Supplied material
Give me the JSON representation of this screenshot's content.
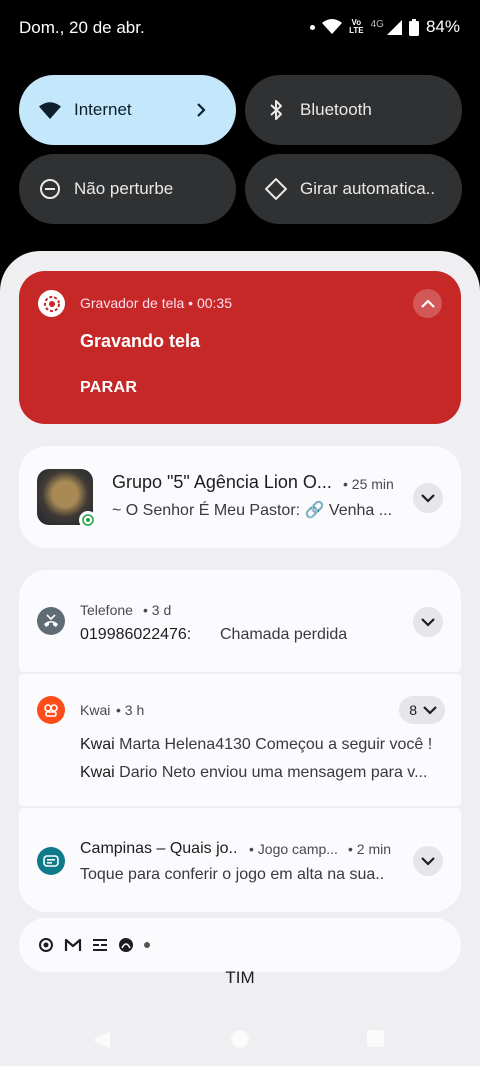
{
  "status_bar": {
    "date": "Dom., 20 de abr.",
    "network_type": "4G",
    "volte": "Vo\nLTE",
    "battery": "84%"
  },
  "quick_settings": {
    "internet": "Internet",
    "bluetooth": "Bluetooth",
    "dnd": "Não perturbe",
    "rotate": "Girar automatica.."
  },
  "screen_recorder": {
    "header": "Gravador de tela • 00:35",
    "title": "Gravando tela",
    "action": "PARAR"
  },
  "whatsapp": {
    "title": "Grupo \"5\" Agência Lion O...",
    "time": "• 25 min",
    "message": "~ O Senhor É Meu Pastor: 🔗 Venha ..."
  },
  "phone": {
    "app": "Telefone",
    "time": "• 3 d",
    "number": "019986022476:",
    "text": "Chamada perdida"
  },
  "kwai": {
    "app": "Kwai",
    "time": "• 3 h",
    "count": "8",
    "messages": [
      {
        "sender": "Kwai",
        "text": "Marta Helena4130 Começou a seguir você !"
      },
      {
        "sender": "Kwai",
        "text": "Dario Neto enviou uma mensagem para v..."
      }
    ]
  },
  "game": {
    "title": "Campinas – Quais jo..",
    "sub": "• Jogo camp...",
    "time": "• 2 min",
    "message": "Toque para conferir o jogo em alta na sua.."
  },
  "carrier": "TIM",
  "colors": {
    "recorder_bg": "#c62828",
    "tile_active": "#c4e7fb",
    "kwai_accent": "#ff4d1a",
    "game_accent": "#0f7a8a"
  }
}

Exercise brief
Count every line of the material above that holds the string "title", then state only the total.

Written reply
3